▶ _Page_:
--------------------
The End of Idealism

Communism was deemed by its adherents to be eternal. Few could contemplate its decay and a final crumbling into the dust of ages. Its meaning was its existence. Most who lived under Communism accepted their lot, avoided trouble and got on with living their lives as best they could. Few possessed the courage and foresight to confront and challenge the complacency. While the Communist functionary, Boris Yeltsin, explained the latest ideological conundrum, many others suffered persecution, social isolation, imprisonment and exile for their beliefs.

During this time, some Jews discovered that the path to the truth lay in reclaiming their Jewishness. They became ardent Zionists and participated in the leadership of the movement advocating emigration to Israel.
--------------------
▶ _Information provided_:
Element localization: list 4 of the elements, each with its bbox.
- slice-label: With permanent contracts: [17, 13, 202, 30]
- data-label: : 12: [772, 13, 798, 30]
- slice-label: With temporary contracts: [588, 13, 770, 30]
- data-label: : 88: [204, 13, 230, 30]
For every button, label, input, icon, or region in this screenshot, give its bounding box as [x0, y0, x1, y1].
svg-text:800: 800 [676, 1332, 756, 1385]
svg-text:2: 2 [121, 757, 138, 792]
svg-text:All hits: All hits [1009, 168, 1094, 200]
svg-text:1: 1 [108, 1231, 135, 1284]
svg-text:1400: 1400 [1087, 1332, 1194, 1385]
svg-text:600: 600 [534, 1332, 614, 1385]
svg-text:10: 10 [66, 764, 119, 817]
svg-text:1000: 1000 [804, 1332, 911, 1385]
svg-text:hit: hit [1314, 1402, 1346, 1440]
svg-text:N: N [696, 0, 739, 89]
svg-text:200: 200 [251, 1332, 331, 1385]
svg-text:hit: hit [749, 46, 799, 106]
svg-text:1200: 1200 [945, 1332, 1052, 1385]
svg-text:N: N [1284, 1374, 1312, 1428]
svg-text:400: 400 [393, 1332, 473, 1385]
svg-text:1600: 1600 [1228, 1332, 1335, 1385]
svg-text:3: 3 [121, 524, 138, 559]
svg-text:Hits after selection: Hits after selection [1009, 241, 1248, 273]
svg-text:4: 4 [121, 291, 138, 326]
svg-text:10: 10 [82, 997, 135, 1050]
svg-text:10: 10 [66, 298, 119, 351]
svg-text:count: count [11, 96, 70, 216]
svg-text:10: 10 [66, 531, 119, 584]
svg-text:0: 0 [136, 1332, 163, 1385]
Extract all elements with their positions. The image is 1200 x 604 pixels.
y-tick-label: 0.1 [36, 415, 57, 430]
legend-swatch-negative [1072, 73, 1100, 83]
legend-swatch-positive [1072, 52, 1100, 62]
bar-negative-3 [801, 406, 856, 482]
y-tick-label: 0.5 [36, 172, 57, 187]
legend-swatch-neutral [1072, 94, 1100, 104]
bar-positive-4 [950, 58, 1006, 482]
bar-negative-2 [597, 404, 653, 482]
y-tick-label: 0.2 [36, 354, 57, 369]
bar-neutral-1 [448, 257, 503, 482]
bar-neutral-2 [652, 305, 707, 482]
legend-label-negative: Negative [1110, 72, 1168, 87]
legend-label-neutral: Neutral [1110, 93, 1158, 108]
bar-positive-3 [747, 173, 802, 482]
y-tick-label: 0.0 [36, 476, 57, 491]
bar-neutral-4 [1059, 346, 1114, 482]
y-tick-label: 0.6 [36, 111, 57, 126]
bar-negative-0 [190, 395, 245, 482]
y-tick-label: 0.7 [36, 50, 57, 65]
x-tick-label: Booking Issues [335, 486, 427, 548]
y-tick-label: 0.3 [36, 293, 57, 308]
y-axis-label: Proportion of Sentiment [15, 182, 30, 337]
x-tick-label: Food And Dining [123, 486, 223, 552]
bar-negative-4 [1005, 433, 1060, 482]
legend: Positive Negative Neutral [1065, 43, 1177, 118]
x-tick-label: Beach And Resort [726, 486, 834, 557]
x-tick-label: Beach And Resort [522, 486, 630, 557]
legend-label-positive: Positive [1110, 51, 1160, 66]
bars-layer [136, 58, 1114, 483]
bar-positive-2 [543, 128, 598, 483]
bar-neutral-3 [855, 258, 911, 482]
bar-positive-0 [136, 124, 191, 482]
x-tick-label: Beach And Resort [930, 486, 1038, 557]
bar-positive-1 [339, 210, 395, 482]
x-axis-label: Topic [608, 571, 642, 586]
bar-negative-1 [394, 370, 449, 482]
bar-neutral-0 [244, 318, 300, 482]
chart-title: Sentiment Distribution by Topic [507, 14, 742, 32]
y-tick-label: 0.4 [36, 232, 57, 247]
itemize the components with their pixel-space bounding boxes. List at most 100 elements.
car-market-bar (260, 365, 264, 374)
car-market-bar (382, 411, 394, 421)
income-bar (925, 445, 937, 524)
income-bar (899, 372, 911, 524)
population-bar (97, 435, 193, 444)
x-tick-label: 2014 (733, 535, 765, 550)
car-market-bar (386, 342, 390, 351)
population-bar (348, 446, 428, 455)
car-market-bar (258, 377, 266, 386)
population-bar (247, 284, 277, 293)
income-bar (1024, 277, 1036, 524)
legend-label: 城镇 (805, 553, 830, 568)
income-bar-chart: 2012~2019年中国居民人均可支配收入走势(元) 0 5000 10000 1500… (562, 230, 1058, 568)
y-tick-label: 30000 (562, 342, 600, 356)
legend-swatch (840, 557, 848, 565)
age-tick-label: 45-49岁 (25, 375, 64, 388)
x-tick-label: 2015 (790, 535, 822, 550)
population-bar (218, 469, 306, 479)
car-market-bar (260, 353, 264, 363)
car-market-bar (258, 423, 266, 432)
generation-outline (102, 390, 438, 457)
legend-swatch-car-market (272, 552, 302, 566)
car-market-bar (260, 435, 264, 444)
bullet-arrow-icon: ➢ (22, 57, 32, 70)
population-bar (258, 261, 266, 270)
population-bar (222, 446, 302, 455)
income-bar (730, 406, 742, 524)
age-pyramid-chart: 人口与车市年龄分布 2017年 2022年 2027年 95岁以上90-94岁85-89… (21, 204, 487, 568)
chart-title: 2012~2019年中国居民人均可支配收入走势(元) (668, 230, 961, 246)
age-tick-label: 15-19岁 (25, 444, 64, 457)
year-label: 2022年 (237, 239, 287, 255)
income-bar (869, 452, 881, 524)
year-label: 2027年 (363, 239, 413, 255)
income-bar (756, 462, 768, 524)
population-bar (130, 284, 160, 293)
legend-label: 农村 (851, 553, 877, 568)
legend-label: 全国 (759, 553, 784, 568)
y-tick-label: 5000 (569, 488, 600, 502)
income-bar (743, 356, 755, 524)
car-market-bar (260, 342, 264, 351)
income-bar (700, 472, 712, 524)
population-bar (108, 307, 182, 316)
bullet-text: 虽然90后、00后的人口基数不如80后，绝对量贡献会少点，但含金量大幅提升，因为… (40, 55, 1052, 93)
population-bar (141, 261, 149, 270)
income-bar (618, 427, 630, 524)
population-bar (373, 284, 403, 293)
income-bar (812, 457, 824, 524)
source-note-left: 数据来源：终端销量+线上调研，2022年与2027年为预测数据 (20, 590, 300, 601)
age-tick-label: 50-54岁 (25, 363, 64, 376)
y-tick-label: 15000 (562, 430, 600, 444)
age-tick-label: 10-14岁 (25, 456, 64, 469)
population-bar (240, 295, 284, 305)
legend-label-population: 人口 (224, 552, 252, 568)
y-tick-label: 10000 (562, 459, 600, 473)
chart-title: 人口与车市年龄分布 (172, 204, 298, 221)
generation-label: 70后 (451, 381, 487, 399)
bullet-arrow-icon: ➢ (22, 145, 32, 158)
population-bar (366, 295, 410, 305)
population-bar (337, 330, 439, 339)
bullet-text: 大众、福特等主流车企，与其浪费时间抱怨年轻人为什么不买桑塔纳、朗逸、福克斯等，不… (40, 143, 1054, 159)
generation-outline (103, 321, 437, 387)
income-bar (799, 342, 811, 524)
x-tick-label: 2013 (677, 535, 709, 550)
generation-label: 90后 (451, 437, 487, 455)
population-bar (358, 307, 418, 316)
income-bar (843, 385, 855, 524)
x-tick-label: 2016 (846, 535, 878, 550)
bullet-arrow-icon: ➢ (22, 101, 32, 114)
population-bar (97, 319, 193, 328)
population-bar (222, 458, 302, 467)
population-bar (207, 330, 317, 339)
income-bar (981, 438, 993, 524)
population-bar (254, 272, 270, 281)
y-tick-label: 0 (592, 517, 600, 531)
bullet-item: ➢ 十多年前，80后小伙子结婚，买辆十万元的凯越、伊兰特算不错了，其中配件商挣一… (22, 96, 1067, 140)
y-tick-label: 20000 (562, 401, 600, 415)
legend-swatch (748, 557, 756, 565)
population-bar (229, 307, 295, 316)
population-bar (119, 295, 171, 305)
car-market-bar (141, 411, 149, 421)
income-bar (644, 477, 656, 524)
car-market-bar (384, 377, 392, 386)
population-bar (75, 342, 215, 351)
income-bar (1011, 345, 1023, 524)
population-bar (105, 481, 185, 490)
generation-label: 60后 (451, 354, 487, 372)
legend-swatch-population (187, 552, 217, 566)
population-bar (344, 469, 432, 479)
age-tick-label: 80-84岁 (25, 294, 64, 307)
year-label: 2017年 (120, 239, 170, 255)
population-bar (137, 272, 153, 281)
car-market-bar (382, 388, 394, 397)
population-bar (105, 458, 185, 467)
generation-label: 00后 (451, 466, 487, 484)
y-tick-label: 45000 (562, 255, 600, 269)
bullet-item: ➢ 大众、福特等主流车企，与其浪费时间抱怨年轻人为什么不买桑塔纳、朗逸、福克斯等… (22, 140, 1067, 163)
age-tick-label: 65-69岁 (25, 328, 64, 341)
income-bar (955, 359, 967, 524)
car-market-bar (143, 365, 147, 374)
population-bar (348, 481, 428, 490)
--------------------
▶ _Exercise A_:
List the things the text on Communism says many others suffered for their beliefs.
▶ _Exercise B_:
Reproduce the text on Communism word for word from "Communism was deemed" to "emigration to Israel.".

▶ _Full response A_:
persecution, social isolation, imprisonment, exile

▶ _Full response B_:
Communism was deemed by its adherents to be eternal. Few could contemplate its decay and a final crumbling into the dust of ages. Its meaning was its existence. Most who lived under Communism accepted their lot, avoided trouble and got on with living their lives as best they could. Few possessed the courage and foresight to confront and challenge the complacency. While the Communist functionary, Boris Yeltsin, explained the latest ideological conundrum, many others suffered persecution, social isolation, imprisonment and exile for their beliefs.

During this time, some Jews discovered that the path to the truth lay in reclaiming their Jewishness. They became ardent Zionists and participated in the leadership of the movement advocating emigration to Israel.